Problem to solve:
Find the lines that contain the word "icon" and copy each one.

Records for the exercise:

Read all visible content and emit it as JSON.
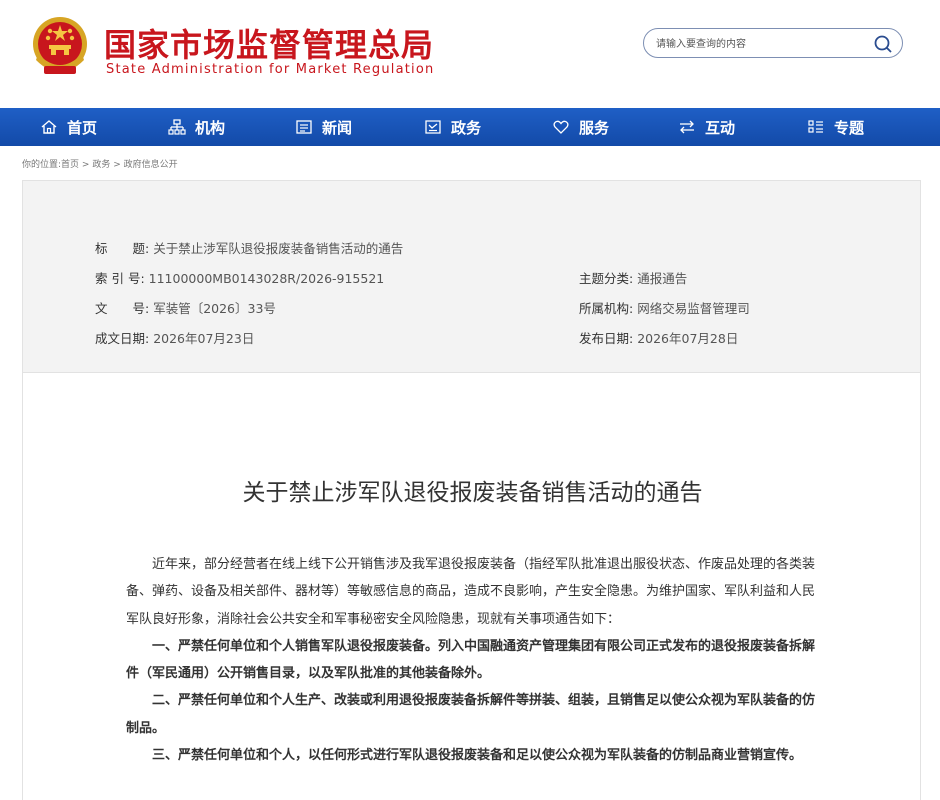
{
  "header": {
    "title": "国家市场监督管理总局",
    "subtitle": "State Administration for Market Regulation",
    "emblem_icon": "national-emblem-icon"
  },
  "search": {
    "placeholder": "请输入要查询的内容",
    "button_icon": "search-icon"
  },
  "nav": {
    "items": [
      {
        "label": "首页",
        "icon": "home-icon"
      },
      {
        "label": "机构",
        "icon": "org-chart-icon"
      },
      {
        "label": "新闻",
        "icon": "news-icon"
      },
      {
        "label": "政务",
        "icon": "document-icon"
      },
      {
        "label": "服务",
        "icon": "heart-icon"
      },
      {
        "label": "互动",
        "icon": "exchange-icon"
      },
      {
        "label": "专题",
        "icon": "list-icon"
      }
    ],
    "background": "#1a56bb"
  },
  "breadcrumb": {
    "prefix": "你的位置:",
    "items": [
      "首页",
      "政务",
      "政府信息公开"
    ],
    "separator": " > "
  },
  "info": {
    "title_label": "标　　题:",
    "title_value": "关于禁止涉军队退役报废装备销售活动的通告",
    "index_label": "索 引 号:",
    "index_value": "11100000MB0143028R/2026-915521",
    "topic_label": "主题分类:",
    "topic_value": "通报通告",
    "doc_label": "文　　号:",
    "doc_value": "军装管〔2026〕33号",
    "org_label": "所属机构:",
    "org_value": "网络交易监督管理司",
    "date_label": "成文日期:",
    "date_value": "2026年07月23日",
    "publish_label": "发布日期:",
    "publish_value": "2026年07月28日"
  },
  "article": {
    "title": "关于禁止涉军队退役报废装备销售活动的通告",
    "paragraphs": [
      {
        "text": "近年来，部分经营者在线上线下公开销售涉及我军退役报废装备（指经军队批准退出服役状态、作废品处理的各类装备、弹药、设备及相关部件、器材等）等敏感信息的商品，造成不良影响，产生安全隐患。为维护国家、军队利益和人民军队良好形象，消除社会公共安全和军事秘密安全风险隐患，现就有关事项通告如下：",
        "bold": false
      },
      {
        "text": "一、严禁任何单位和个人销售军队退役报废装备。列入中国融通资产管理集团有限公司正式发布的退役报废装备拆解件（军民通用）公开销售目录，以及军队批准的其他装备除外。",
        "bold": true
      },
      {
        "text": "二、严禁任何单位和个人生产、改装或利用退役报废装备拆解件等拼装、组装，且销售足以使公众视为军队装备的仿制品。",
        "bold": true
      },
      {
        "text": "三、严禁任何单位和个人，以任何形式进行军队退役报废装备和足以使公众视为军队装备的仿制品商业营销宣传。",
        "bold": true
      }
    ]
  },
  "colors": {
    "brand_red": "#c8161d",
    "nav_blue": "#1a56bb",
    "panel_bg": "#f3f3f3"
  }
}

Final result:
    "emblem_icon": "national-emblem-icon"
    "button_icon": "search-icon"
        "icon": "home-icon"
        "icon": "org-chart-icon"
        "icon": "news-icon"
        "icon": "document-icon"
        "icon": "heart-icon"
        "icon": "exchange-icon"
        "icon": "list-icon"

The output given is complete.